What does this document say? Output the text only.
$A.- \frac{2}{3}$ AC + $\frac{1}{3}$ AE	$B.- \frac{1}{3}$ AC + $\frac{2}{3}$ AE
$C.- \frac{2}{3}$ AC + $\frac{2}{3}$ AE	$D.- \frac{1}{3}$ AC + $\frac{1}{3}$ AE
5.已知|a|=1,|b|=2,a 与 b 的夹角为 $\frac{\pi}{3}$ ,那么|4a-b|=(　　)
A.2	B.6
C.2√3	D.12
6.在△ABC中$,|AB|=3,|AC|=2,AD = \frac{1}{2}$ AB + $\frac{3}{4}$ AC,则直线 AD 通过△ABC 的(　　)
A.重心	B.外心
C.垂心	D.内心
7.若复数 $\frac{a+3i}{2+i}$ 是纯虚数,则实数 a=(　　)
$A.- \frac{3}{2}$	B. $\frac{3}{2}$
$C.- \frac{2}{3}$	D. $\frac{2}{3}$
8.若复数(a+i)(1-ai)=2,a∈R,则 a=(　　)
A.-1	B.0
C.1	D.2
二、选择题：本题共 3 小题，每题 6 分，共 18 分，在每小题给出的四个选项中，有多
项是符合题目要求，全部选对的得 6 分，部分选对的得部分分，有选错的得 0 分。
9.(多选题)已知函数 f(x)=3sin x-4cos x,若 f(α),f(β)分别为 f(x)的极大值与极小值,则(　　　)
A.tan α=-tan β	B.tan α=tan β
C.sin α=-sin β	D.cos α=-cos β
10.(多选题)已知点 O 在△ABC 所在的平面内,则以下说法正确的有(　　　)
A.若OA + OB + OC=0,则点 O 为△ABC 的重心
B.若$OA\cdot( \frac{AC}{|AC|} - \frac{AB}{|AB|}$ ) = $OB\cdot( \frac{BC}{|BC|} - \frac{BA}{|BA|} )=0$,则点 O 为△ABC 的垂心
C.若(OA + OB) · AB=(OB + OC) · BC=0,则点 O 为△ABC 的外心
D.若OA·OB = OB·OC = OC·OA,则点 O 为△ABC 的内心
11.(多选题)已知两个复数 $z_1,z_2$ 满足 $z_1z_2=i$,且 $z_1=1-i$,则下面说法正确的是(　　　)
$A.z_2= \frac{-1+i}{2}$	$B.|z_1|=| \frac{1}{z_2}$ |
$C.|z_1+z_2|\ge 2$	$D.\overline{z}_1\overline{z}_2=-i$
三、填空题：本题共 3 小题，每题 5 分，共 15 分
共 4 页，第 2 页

# AIM OF THE EXERCISE
Write the data from above out again, exactly.

# FINISHED ANSWER
What does this document say? Output the text only.
$A.- \frac{2}{3}$ AC + $\frac{1}{3}$ AE	$B.- \frac{1}{3}$ AC + $\frac{2}{3}$ AE
$C.- \frac{2}{3}$ AC + $\frac{2}{3}$ AE	$D.- \frac{1}{3}$ AC + $\frac{1}{3}$ AE
5.已知|a|=1,|b|=2,a 与 b 的夹角为 $\frac{\pi}{3}$ ,那么|4a-b|=(　　)
A.2	B.6
C.2√3	D.12
6.在△ABC中$,|AB|=3,|AC|=2,AD = \frac{1}{2}$ AB + $\frac{3}{4}$ AC,则直线 AD 通过△ABC 的(　　)
A.重心	B.外心
C.垂心	D.内心
7.若复数 $\frac{a+3i}{2+i}$ 是纯虚数,则实数 a=(　　)
$A.- \frac{3}{2}$	B. $\frac{3}{2}$
$C.- \frac{2}{3}$	D. $\frac{2}{3}$
8.若复数(a+i)(1-ai)=2,a∈R,则 a=(　　)
A.-1	B.0
C.1	D.2
二、选择题：本题共 3 小题，每题 6 分，共 18 分，在每小题给出的四个选项中，有多
项是符合题目要求，全部选对的得 6 分，部分选对的得部分分，有选错的得 0 分。
9.(多选题)已知函数 f(x)=3sin x-4cos x,若 f(α),f(β)分别为 f(x)的极大值与极小值,则(　　　)
A.tan α=-tan β	B.tan α=tan β
C.sin α=-sin β	D.cos α=-cos β
10.(多选题)已知点 O 在△ABC 所在的平面内,则以下说法正确的有(　　　)
A.若OA + OB + OC=0,则点 O 为△ABC 的重心
B.若$OA\cdot( \frac{AC}{|AC|} - \frac{AB}{|AB|}$ ) = $OB\cdot( \frac{BC}{|BC|} - \frac{BA}{|BA|} )=0$,则点 O 为△ABC 的垂心
C.若(OA + OB) · AB=(OB + OC) · BC=0,则点 O 为△ABC 的外心
D.若OA·OB = OB·OC = OC·OA,则点 O 为△ABC 的内心
11.(多选题)已知两个复数 $z_1,z_2$ 满足 $z_1z_2=i$,且 $z_1=1-i$,则下面说法正确的是(　　　)
$A.z_2= \frac{-1+i}{2}$	$B.|z_1|=| \frac{1}{z_2}$ |
$C.|z_1+z_2|\ge 2$	$D.\overline{z}_1\overline{z}_2=-i$
三、填空题：本题共 3 小题，每题 5 分，共 15 分
共 4 页，第 2 页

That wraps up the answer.